Short exercise.
Isolate every line in the records below with "товаров" in it.

Data records:
++++++++

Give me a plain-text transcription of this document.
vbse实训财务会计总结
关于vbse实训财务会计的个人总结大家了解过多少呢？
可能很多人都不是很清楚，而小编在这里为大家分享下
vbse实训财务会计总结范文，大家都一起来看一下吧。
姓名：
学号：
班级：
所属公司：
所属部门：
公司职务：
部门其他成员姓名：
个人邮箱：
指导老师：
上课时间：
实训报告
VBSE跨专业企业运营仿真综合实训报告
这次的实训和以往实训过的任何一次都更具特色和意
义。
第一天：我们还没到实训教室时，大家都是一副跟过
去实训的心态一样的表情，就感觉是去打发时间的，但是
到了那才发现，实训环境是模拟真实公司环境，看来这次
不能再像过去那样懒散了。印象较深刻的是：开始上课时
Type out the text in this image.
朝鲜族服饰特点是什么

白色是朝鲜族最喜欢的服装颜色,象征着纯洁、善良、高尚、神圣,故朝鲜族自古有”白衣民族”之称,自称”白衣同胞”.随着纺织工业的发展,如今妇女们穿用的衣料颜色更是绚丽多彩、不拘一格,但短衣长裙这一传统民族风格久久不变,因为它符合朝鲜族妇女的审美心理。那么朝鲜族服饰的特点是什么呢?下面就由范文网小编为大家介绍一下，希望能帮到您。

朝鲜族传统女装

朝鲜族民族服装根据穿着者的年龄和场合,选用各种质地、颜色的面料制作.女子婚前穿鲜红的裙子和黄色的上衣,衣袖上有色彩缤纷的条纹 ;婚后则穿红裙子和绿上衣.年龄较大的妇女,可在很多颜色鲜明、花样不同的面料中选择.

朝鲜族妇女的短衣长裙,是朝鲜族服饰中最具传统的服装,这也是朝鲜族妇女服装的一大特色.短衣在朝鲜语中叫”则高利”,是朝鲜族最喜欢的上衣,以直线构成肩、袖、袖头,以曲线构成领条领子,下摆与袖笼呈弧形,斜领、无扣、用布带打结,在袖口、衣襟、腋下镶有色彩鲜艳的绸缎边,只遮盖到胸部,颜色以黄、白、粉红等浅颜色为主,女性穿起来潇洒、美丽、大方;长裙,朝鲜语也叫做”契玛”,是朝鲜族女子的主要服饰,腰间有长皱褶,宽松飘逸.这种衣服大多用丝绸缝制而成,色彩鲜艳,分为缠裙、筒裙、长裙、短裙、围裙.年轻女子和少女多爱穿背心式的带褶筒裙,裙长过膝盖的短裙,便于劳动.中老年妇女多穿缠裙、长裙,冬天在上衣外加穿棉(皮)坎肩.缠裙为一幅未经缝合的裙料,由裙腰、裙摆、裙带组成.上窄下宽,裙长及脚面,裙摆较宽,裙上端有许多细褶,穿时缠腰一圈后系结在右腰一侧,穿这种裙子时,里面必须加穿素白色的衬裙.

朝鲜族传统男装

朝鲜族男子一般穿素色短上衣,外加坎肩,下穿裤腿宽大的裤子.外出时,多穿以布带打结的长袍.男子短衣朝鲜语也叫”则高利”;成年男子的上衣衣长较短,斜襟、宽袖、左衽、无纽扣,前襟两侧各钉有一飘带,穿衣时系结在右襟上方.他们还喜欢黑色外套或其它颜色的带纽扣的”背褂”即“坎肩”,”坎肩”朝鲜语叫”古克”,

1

++++++++

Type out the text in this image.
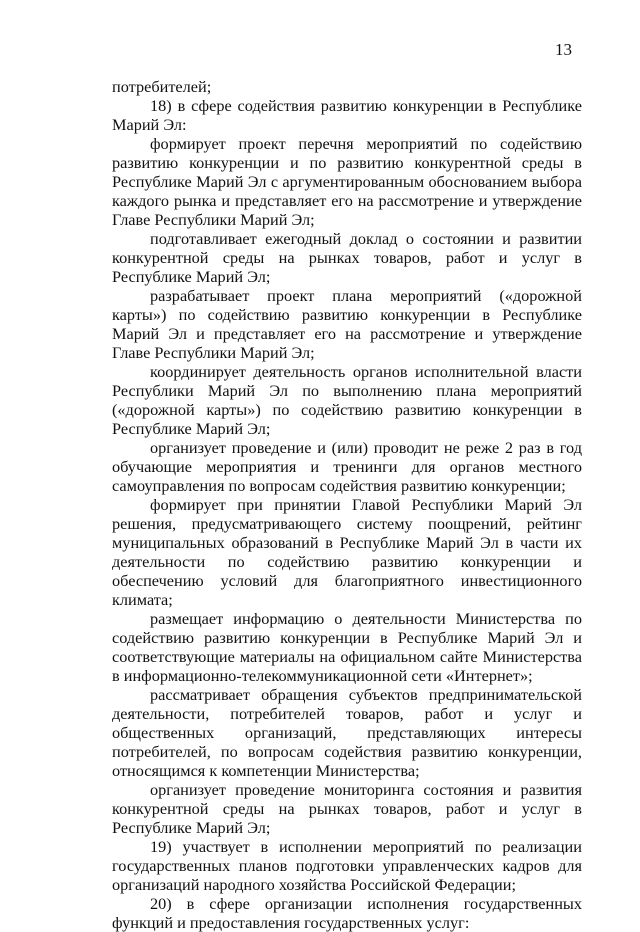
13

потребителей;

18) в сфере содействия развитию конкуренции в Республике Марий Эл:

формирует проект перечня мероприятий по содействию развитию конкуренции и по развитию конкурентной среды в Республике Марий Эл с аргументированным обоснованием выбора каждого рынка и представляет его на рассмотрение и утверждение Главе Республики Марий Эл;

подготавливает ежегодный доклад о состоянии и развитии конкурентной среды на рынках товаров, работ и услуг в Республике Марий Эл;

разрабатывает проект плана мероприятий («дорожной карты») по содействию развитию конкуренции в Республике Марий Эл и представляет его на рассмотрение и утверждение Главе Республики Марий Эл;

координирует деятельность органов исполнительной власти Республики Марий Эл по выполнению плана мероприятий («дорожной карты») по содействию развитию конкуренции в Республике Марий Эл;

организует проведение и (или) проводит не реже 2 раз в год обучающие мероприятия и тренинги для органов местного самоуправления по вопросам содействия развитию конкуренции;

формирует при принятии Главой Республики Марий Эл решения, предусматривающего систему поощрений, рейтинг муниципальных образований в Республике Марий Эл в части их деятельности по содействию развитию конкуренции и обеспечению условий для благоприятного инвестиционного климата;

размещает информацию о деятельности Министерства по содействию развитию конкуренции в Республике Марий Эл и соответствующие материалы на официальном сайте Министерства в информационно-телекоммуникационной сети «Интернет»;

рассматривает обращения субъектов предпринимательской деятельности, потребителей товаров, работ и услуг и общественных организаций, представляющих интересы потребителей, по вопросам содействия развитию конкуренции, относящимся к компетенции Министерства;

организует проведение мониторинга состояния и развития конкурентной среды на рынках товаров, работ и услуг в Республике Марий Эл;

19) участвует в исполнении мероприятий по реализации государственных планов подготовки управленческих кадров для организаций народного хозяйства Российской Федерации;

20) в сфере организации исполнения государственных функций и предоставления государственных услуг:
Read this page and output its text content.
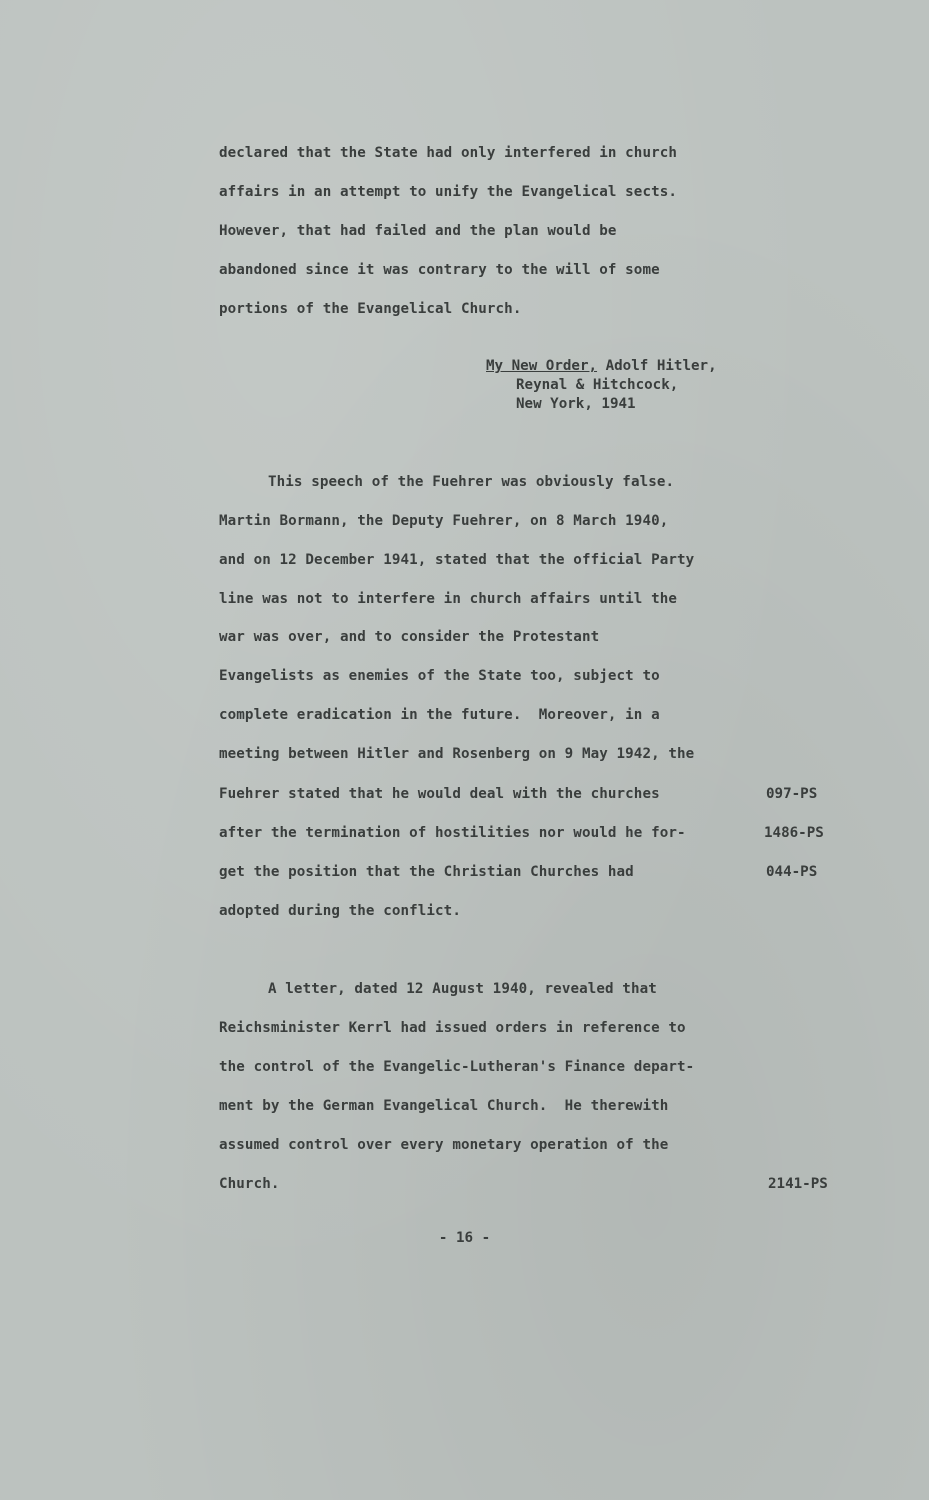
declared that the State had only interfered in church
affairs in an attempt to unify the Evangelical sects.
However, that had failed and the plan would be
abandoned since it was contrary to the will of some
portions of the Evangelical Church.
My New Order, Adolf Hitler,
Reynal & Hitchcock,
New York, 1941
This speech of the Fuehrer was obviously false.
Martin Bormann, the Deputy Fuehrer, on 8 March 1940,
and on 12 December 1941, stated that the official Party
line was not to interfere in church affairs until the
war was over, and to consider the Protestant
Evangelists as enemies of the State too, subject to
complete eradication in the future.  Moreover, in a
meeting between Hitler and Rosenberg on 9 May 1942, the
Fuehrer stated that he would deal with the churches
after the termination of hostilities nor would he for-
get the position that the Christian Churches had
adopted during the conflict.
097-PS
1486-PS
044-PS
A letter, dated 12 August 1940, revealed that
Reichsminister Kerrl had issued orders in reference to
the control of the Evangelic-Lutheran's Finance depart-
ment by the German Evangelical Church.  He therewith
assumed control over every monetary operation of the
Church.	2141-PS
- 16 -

++++++++

Response.
подготавливает ежегодный доклад о состоянии и развитии конкурентной среды на рынках товаров, работ и услуг в Республике Марий Эл;
рассматривает обращения субъектов предпринимательской деятельности, потребителей товаров, работ и услуг и общественных организаций, представляющих интересы потребителей, по вопросам содействия развитию конкуренции, относящимся к компетенции Министерства;
организует проведение мониторинга состояния и развития конкурентной среды на рынках товаров, работ и услуг в Республике Марий Эл;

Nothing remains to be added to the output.